--- START OF MATERIAL FOR THIS TASK ---

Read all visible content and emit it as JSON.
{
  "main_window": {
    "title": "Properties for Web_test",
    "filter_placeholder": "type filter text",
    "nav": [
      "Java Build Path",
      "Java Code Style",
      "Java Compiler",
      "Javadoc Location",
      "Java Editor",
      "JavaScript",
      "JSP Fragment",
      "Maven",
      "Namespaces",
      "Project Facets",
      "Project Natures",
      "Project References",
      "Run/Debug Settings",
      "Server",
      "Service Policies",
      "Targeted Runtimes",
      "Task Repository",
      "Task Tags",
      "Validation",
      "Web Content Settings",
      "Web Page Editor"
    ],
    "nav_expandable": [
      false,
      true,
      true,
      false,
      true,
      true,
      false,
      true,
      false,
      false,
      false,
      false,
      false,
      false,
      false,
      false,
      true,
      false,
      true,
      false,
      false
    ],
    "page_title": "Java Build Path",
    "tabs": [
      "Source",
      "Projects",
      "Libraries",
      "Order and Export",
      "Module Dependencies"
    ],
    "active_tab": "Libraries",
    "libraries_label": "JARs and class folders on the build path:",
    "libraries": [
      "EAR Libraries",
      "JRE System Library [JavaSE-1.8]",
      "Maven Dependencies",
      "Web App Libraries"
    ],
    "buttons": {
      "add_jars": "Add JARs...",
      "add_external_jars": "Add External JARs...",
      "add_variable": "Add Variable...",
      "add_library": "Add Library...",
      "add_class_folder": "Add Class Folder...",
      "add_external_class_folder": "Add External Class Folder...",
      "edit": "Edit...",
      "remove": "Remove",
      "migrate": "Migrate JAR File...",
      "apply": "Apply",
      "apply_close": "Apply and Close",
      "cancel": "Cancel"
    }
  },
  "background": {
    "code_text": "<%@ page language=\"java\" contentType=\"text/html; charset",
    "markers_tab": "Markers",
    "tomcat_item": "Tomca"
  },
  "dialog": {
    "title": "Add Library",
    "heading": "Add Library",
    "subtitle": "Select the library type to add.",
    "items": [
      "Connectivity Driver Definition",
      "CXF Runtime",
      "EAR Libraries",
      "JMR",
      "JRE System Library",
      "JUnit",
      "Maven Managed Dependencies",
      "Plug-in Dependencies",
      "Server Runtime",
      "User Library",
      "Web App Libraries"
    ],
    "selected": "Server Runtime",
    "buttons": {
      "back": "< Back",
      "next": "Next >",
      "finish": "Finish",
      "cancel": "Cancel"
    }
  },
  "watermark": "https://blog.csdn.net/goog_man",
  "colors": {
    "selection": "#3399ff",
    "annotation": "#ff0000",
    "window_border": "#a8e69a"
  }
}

--- END OF MATERIAL FOR THIS TASK ---

WHAT THE TASK ASKS: Repeat every line of the data, exactly and in full.

EXPECTED ANSWER:
Read all visible content and emit it as JSON.
{
  "main_window": {
    "title": "Properties for Web_test",
    "filter_placeholder": "type filter text",
    "nav": [
      "Java Build Path",
      "Java Code Style",
      "Java Compiler",
      "Javadoc Location",
      "Java Editor",
      "JavaScript",
      "JSP Fragment",
      "Maven",
      "Namespaces",
      "Project Facets",
      "Project Natures",
      "Project References",
      "Run/Debug Settings",
      "Server",
      "Service Policies",
      "Targeted Runtimes",
      "Task Repository",
      "Task Tags",
      "Validation",
      "Web Content Settings",
      "Web Page Editor"
    ],
    "nav_expandable": [
      false,
      true,
      true,
      false,
      true,
      true,
      false,
      true,
      false,
      false,
      false,
      false,
      false,
      false,
      false,
      false,
      true,
      false,
      true,
      false,
      false
    ],
    "page_title": "Java Build Path",
    "tabs": [
      "Source",
      "Projects",
      "Libraries",
      "Order and Export",
      "Module Dependencies"
    ],
    "active_tab": "Libraries",
    "libraries_label": "JARs and class folders on the build path:",
    "libraries": [
      "EAR Libraries",
      "JRE System Library [JavaSE-1.8]",
      "Maven Dependencies",
      "Web App Libraries"
    ],
    "buttons": {
      "add_jars": "Add JARs...",
      "add_external_jars": "Add External JARs...",
      "add_variable": "Add Variable...",
      "add_library": "Add Library...",
      "add_class_folder": "Add Class Folder...",
      "add_external_class_folder": "Add External Class Folder...",
      "edit": "Edit...",
      "remove": "Remove",
      "migrate": "Migrate JAR File...",
      "apply": "Apply",
      "apply_close": "Apply and Close",
      "cancel": "Cancel"
    }
  },
  "background": {
    "code_text": "<%@ page language=\"java\" contentType=\"text/html; charset",
    "markers_tab": "Markers",
    "tomcat_item": "Tomca"
  },
  "dialog": {
    "title": "Add Library",
    "heading": "Add Library",
    "subtitle": "Select the library type to add.",
    "items": [
      "Connectivity Driver Definition",
      "CXF Runtime",
      "EAR Libraries",
      "JMR",
      "JRE System Library",
      "JUnit",
      "Maven Managed Dependencies",
      "Plug-in Dependencies",
      "Server Runtime",
      "User Library",
      "Web App Libraries"
    ],
    "selected": "Server Runtime",
    "buttons": {
      "back": "< Back",
      "next": "Next >",
      "finish": "Finish",
      "cancel": "Cancel"
    }
  },
  "watermark": "https://blog.csdn.net/goog_man",
  "colors": {
    "selection": "#3399ff",
    "annotation": "#ff0000",
    "window_border": "#a8e69a"
  }
}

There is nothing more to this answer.